**What the task requires**
Reproduce the material in full, unchanged.

[Records excerpted from a collection]
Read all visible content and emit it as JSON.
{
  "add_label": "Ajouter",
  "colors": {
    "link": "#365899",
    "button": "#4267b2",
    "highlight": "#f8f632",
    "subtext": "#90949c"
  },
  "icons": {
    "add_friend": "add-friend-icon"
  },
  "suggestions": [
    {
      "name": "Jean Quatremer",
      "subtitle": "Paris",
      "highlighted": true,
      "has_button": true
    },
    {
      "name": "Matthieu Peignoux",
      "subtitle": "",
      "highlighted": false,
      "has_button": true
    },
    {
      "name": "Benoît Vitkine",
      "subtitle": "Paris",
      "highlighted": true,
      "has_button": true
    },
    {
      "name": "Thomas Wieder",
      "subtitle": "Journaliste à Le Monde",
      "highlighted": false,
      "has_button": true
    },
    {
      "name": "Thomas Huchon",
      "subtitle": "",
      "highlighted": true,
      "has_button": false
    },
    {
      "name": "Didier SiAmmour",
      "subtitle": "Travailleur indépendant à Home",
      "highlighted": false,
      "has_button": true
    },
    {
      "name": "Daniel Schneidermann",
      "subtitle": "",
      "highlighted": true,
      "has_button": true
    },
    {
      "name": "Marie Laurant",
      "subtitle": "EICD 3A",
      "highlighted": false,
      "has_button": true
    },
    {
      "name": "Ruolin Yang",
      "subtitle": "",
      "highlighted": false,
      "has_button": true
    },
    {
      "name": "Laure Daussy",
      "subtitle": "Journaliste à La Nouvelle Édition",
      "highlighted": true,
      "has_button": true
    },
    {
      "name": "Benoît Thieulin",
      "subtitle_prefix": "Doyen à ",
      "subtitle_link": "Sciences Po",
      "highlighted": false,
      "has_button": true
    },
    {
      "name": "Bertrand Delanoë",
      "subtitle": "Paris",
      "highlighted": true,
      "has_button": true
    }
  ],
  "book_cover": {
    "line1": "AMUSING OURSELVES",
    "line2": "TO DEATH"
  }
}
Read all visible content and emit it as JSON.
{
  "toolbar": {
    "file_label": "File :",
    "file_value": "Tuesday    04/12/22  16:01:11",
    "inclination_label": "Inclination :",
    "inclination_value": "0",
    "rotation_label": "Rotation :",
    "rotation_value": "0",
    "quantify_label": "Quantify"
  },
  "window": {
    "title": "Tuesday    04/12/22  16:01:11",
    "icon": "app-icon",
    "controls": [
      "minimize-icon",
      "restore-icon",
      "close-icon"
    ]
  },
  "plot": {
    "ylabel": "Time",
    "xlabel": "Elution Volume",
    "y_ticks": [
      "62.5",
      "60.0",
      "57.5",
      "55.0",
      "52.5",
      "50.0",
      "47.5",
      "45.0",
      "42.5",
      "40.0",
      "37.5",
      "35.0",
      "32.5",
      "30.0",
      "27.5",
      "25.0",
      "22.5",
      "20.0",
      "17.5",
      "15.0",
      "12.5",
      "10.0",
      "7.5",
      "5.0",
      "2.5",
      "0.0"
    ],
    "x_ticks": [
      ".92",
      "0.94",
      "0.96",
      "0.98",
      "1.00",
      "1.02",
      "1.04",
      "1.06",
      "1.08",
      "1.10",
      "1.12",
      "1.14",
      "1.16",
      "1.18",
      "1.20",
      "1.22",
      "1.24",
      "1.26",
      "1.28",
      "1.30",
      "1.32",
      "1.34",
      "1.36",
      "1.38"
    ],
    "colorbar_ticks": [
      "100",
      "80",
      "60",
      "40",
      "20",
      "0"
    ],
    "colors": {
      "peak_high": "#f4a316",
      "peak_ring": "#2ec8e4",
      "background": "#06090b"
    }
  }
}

**Correct response**
Read all visible content and emit it as JSON.
{
  "add_label": "Ajouter",
  "colors": {
    "link": "#365899",
    "button": "#4267b2",
    "highlight": "#f8f632",
    "subtext": "#90949c"
  },
  "icons": {
    "add_friend": "add-friend-icon"
  },
  "suggestions": [
    {
      "name": "Jean Quatremer",
      "subtitle": "Paris",
      "highlighted": true,
      "has_button": true
    },
    {
      "name": "Matthieu Peignoux",
      "subtitle": "",
      "highlighted": false,
      "has_button": true
    },
    {
      "name": "Benoît Vitkine",
      "subtitle": "Paris",
      "highlighted": true,
      "has_button": true
    },
    {
      "name": "Thomas Wieder",
      "subtitle": "Journaliste à Le Monde",
      "highlighted": false,
      "has_button": true
    },
    {
      "name": "Thomas Huchon",
      "subtitle": "",
      "highlighted": true,
      "has_button": false
    },
    {
      "name": "Didier SiAmmour",
      "subtitle": "Travailleur indépendant à Home",
      "highlighted": false,
      "has_button": true
    },
    {
      "name": "Daniel Schneidermann",
      "subtitle": "",
      "highlighted": true,
      "has_button": true
    },
    {
      "name": "Marie Laurant",
      "subtitle": "EICD 3A",
      "highlighted": false,
      "has_button": true
    },
    {
      "name": "Ruolin Yang",
      "subtitle": "",
      "highlighted": false,
      "has_button": true
    },
    {
      "name": "Laure Daussy",
      "subtitle": "Journaliste à La Nouvelle Édition",
      "highlighted": true,
      "has_button": true
    },
    {
      "name": "Benoît Thieulin",
      "subtitle_prefix": "Doyen à ",
      "subtitle_link": "Sciences Po",
      "highlighted": false,
      "has_button": true
    },
    {
      "name": "Bertrand Delanoë",
      "subtitle": "Paris",
      "highlighted": true,
      "has_button": true
    }
  ],
  "book_cover": {
    "line1": "AMUSING OURSELVES",
    "line2": "TO DEATH"
  }
}
Read all visible content and emit it as JSON.
{
  "toolbar": {
    "file_label": "File :",
    "file_value": "Tuesday    04/12/22  16:01:11",
    "inclination_label": "Inclination :",
    "inclination_value": "0",
    "rotation_label": "Rotation :",
    "rotation_value": "0",
    "quantify_label": "Quantify"
  },
  "window": {
    "title": "Tuesday    04/12/22  16:01:11",
    "icon": "app-icon",
    "controls": [
      "minimize-icon",
      "restore-icon",
      "close-icon"
    ]
  },
  "plot": {
    "ylabel": "Time",
    "xlabel": "Elution Volume",
    "y_ticks": [
      "62.5",
      "60.0",
      "57.5",
      "55.0",
      "52.5",
      "50.0",
      "47.5",
      "45.0",
      "42.5",
      "40.0",
      "37.5",
      "35.0",
      "32.5",
      "30.0",
      "27.5",
      "25.0",
      "22.5",
      "20.0",
      "17.5",
      "15.0",
      "12.5",
      "10.0",
      "7.5",
      "5.0",
      "2.5",
      "0.0"
    ],
    "x_ticks": [
      ".92",
      "0.94",
      "0.96",
      "0.98",
      "1.00",
      "1.02",
      "1.04",
      "1.06",
      "1.08",
      "1.10",
      "1.12",
      "1.14",
      "1.16",
      "1.18",
      "1.20",
      "1.22",
      "1.24",
      "1.26",
      "1.28",
      "1.30",
      "1.32",
      "1.34",
      "1.36",
      "1.38"
    ],
    "colorbar_ticks": [
      "100",
      "80",
      "60",
      "40",
      "20",
      "0"
    ],
    "colors": {
      "peak_high": "#f4a316",
      "peak_ring": "#2ec8e4",
      "background": "#06090b"
    }
  }
}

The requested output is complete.